== DESCRIPTION OF THE TASK ==
Gather all lines in the records below that include the word "яких".
◇ ◇ ◇ ◇ ◇ ◇ ◇
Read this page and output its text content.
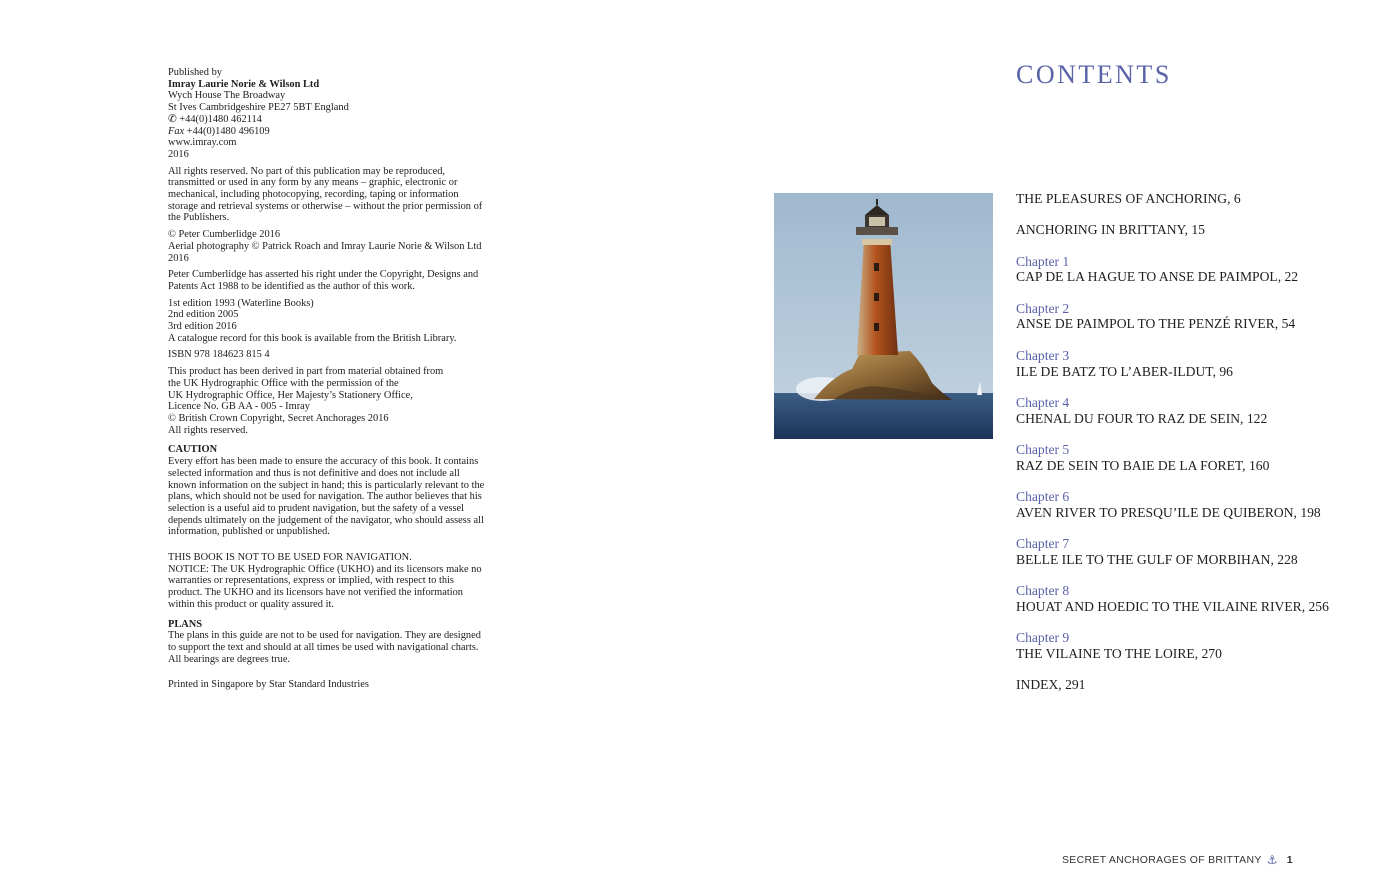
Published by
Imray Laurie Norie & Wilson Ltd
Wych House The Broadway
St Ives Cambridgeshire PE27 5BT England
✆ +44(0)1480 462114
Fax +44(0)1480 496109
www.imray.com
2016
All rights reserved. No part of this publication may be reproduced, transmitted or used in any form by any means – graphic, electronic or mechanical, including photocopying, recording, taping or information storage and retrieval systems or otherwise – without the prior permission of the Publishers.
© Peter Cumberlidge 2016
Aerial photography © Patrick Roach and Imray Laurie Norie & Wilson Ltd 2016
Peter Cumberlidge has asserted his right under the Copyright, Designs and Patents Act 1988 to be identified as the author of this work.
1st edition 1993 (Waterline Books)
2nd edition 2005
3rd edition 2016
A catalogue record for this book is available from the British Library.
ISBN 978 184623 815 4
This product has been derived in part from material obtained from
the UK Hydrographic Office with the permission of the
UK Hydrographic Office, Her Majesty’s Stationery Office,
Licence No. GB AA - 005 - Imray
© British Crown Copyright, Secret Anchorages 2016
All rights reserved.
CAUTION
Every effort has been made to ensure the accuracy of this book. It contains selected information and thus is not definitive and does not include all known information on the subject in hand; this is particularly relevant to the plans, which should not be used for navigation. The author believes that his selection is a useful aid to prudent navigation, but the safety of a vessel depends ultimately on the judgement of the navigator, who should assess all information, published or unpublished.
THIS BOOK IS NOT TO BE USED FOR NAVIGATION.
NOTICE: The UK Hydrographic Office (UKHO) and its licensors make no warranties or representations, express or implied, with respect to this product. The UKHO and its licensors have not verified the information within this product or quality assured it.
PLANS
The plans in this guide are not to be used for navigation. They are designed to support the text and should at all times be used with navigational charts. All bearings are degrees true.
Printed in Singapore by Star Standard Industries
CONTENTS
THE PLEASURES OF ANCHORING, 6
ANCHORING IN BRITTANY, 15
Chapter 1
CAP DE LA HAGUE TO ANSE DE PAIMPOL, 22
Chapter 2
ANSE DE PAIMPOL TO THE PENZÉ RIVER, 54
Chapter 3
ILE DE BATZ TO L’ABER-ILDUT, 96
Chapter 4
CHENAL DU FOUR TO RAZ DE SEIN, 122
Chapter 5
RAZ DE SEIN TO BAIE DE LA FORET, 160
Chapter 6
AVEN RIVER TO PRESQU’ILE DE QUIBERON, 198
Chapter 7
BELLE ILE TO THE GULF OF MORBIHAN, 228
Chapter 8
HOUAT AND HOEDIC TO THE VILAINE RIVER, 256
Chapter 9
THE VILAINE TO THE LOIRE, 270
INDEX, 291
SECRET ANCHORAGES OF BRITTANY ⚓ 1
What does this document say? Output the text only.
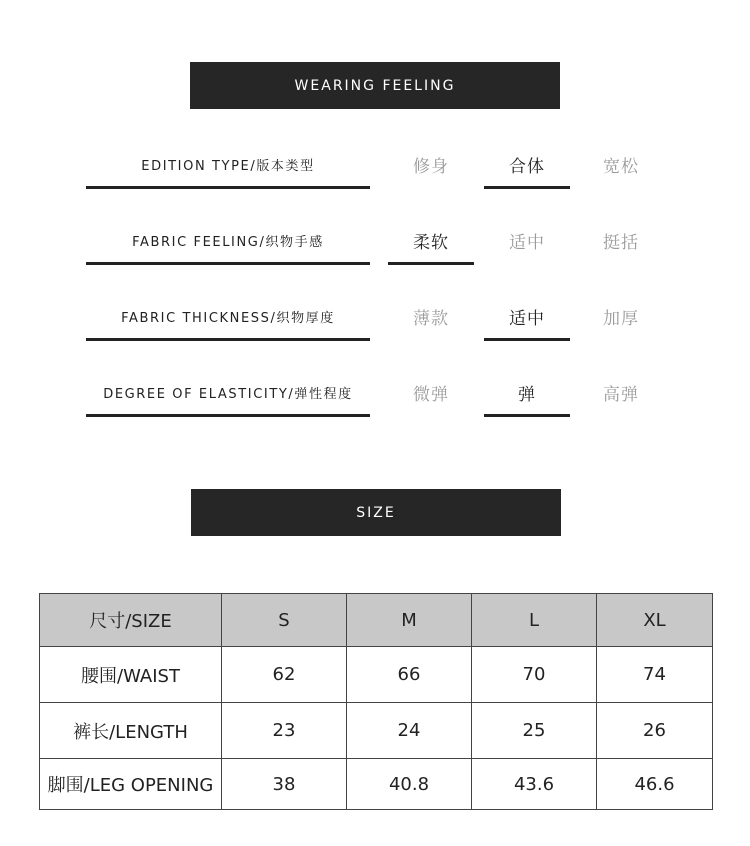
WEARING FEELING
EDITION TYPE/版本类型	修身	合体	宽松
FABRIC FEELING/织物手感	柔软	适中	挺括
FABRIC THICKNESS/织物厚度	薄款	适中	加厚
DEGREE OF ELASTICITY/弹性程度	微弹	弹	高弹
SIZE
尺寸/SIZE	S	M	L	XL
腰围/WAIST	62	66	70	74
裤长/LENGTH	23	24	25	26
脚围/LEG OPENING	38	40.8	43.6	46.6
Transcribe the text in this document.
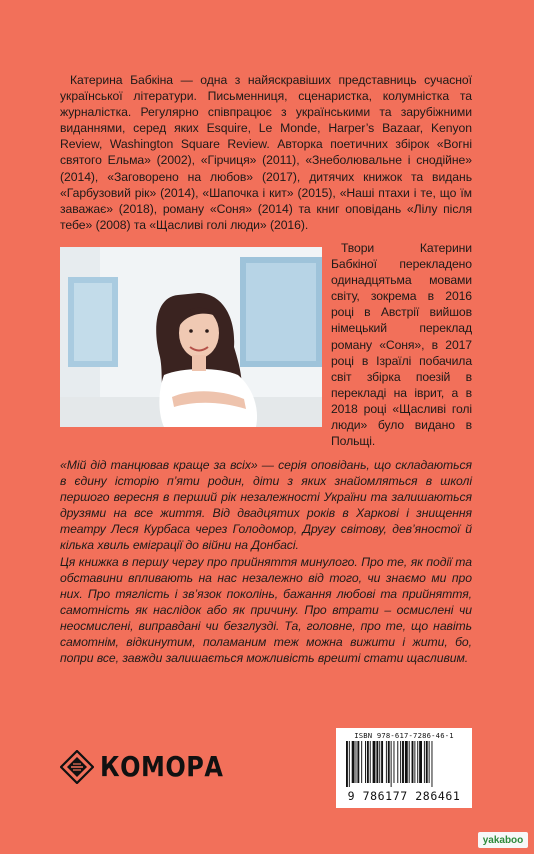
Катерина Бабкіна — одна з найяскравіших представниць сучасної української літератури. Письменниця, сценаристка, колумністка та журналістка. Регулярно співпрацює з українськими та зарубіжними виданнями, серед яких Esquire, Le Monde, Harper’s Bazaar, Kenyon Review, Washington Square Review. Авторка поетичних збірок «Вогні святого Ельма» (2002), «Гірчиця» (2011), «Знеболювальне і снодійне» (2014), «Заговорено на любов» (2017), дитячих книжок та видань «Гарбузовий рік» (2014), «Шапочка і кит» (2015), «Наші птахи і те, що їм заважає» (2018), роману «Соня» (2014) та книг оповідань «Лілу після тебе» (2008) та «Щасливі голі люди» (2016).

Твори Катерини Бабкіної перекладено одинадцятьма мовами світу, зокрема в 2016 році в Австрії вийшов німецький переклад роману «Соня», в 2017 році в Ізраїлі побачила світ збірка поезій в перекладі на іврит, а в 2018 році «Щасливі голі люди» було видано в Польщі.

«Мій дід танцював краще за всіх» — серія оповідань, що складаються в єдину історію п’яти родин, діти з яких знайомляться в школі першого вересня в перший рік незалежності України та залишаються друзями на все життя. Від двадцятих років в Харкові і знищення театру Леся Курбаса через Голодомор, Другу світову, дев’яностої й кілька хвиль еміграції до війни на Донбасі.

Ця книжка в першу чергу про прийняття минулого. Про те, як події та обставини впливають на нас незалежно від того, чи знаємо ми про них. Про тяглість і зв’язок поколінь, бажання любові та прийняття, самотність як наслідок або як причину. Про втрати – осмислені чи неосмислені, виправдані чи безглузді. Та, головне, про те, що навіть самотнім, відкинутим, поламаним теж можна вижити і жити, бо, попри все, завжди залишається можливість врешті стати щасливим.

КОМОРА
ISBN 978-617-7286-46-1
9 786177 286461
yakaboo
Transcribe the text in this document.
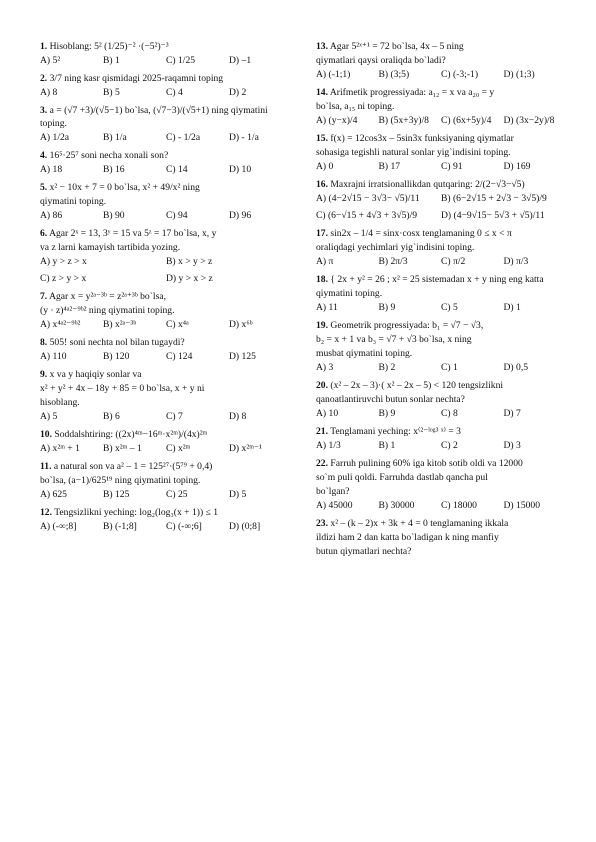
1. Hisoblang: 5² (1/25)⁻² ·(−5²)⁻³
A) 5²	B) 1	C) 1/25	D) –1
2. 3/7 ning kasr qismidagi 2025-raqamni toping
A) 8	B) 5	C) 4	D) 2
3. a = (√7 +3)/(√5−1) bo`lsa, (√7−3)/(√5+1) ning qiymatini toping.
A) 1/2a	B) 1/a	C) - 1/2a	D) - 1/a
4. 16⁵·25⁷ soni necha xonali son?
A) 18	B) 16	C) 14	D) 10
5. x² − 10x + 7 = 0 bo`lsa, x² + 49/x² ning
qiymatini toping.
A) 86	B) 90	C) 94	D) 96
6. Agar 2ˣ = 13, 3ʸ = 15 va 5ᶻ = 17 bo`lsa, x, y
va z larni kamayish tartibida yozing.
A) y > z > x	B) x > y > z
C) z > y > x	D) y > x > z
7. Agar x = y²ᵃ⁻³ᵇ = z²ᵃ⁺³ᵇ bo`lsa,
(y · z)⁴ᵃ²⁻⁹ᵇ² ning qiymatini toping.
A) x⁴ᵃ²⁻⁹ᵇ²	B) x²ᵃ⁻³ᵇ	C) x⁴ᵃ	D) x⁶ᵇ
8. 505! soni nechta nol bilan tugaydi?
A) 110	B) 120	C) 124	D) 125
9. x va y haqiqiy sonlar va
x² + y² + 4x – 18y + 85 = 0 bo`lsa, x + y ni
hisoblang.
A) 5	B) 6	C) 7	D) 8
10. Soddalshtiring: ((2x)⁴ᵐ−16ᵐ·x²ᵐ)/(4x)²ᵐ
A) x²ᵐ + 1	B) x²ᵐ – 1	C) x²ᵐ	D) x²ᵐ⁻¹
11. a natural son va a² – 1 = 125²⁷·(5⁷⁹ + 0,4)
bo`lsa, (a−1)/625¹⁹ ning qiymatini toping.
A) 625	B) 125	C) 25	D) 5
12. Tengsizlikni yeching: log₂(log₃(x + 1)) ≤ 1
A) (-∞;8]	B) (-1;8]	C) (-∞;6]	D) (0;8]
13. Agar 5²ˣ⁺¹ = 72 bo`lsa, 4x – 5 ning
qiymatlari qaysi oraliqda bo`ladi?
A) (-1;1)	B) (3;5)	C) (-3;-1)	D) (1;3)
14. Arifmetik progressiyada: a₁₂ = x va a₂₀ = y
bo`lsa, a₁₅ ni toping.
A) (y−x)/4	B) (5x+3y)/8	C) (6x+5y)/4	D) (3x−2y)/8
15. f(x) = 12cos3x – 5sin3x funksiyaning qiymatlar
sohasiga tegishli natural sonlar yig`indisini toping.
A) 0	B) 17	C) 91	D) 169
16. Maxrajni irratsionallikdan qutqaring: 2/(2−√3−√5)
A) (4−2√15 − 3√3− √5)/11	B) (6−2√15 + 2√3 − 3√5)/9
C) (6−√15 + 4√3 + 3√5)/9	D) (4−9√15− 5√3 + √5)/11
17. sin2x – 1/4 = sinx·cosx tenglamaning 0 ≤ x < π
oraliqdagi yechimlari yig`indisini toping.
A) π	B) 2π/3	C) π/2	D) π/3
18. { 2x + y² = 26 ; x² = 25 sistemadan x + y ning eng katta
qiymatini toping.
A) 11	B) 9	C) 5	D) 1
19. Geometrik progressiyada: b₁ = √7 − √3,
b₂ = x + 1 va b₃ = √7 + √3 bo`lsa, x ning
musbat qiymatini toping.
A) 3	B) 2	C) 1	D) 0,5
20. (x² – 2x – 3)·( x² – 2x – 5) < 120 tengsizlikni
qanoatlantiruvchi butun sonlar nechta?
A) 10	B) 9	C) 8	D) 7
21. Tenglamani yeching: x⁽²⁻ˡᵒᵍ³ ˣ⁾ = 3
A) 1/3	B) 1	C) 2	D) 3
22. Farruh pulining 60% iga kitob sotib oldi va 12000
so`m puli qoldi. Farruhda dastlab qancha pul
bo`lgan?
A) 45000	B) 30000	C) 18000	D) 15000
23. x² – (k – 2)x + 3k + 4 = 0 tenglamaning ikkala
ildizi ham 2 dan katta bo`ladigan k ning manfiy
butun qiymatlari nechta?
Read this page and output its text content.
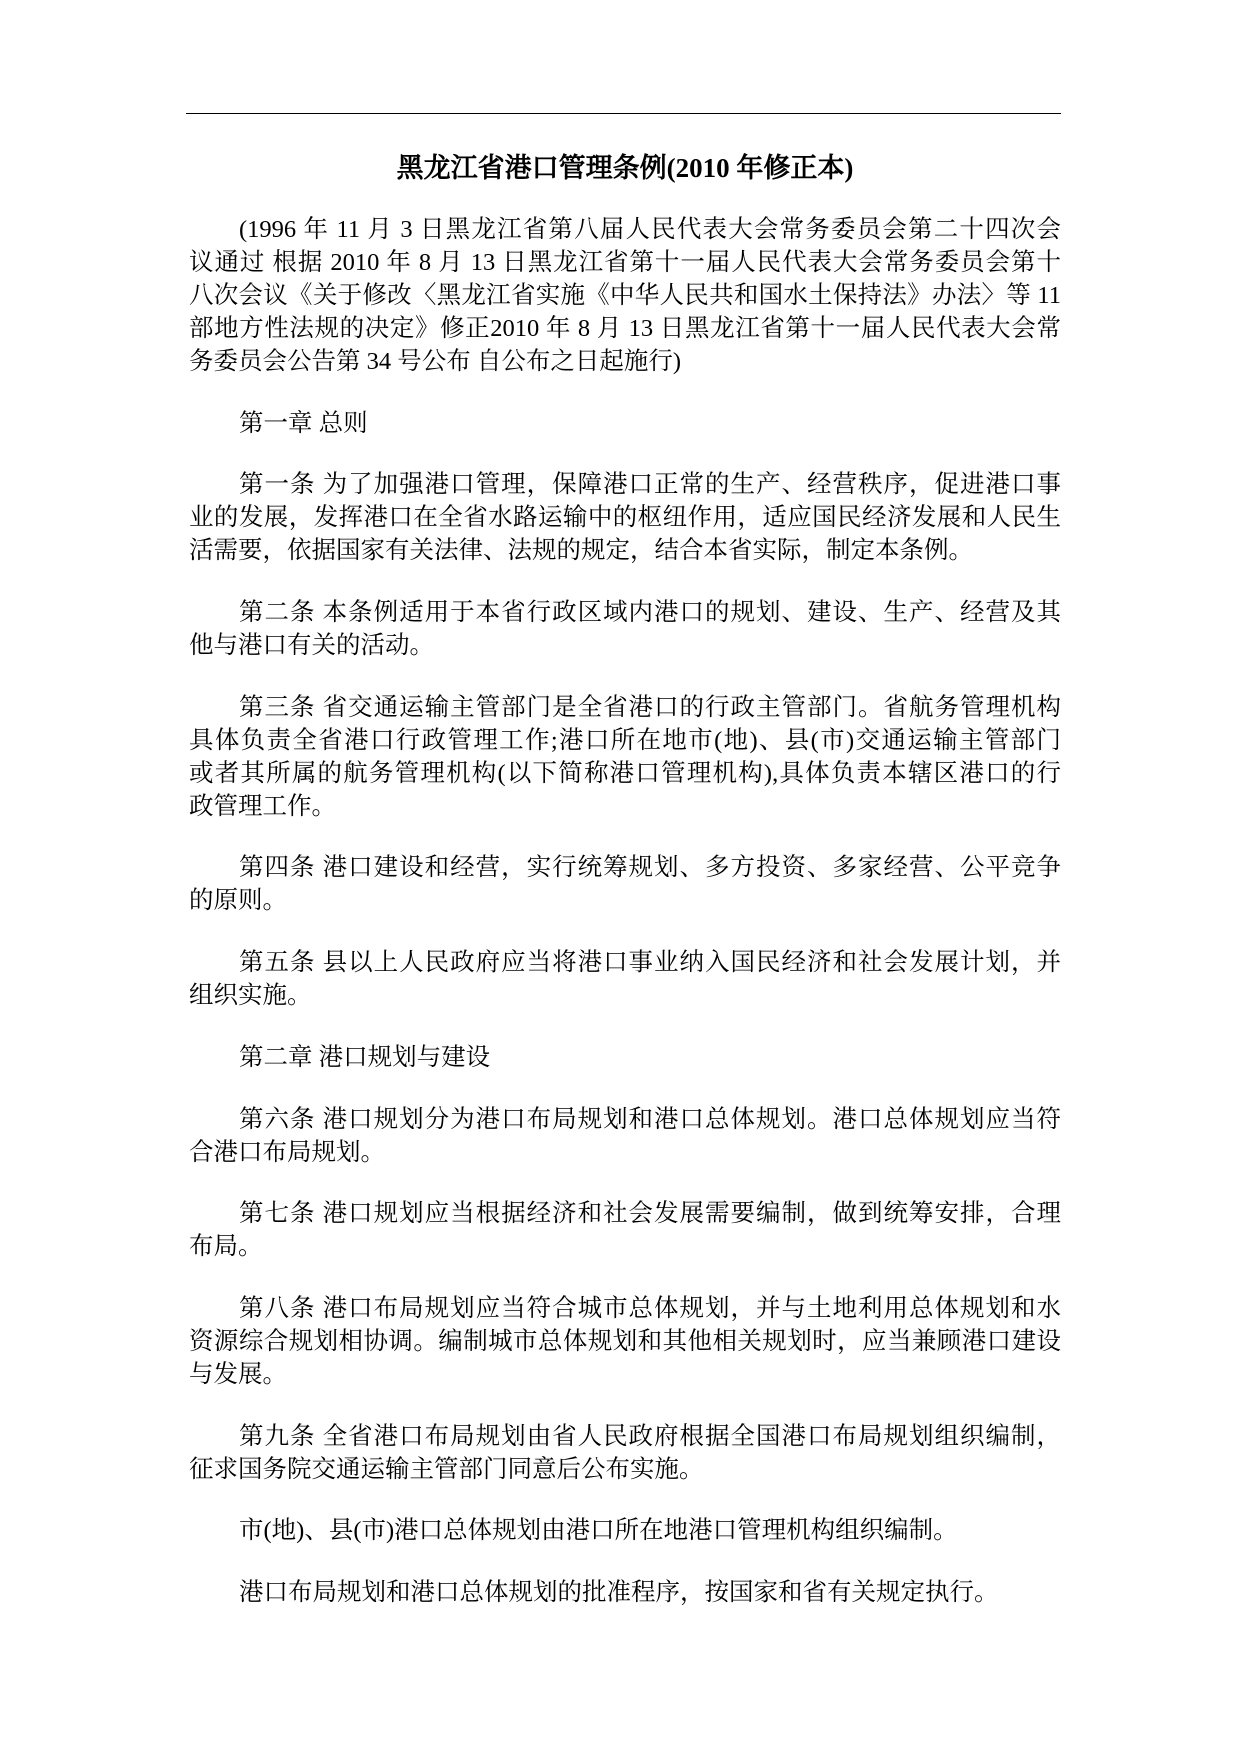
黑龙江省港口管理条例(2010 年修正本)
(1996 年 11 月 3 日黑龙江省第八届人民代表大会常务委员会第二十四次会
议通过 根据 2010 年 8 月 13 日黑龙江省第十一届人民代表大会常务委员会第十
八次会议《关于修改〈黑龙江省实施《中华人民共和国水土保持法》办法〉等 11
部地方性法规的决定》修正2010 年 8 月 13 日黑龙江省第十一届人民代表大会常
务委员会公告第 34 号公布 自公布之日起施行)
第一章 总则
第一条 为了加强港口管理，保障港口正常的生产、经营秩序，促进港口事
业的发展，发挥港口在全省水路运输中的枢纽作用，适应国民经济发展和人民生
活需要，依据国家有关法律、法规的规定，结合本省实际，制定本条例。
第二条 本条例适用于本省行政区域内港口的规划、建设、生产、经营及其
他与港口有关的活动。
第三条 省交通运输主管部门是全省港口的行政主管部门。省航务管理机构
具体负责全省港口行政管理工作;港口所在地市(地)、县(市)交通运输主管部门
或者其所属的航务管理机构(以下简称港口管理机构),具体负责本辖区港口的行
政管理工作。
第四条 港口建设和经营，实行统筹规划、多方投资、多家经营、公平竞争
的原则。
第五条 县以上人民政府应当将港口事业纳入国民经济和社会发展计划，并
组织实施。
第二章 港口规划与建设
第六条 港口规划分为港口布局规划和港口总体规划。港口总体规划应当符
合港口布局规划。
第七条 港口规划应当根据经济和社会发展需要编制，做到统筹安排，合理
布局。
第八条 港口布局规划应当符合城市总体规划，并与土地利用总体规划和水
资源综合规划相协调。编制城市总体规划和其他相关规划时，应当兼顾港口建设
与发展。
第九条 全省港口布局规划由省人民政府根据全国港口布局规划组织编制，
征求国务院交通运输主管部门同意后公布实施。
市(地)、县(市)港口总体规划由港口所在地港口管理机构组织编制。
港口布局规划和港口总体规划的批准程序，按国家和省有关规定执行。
◇ ◇ ◇ ◇ ◇ ◇ ◇
== COMPLETED EXERCISE ==
Катерина Бабкіна — одна з найяскравіших представниць сучасної української літератури. Письменниця, сценаристка, колумністка та журналістка. Регулярно співпрацює з українськими та зарубіжними виданнями, серед яких Esquire, Le Monde, Harper’s Bazaar, Kenyon Review, Washington Square Review. Авторка поетичних збірок «Вогні святого Ельма» (2002), «Гірчиця» (2011), «Знеболювальне і снодійне» (2014), «Заговорено на любов» (2017), дитячих книжок та видань «Гарбузовий рік» (2014), «Шапочка і кит» (2015), «Наші птахи і те, що їм заважає» (2018), роману «Соня» (2014) та книг оповідань «Лілу після тебе» (2008) та «Щасливі голі люди» (2016).
«Мій дід танцював краще за всіх» — серія оповідань, що складаються в єдину історію п’яти родин, діти з яких знайомляться в школі першого вересня в перший рік незалежності України та залишаються друзями на все життя. Від двадцятих років в Харкові і знищення театру Леся Курбаса через Голодомор, Другу світову, дев’яностої й кілька хвиль еміграції до війни на Донбасі.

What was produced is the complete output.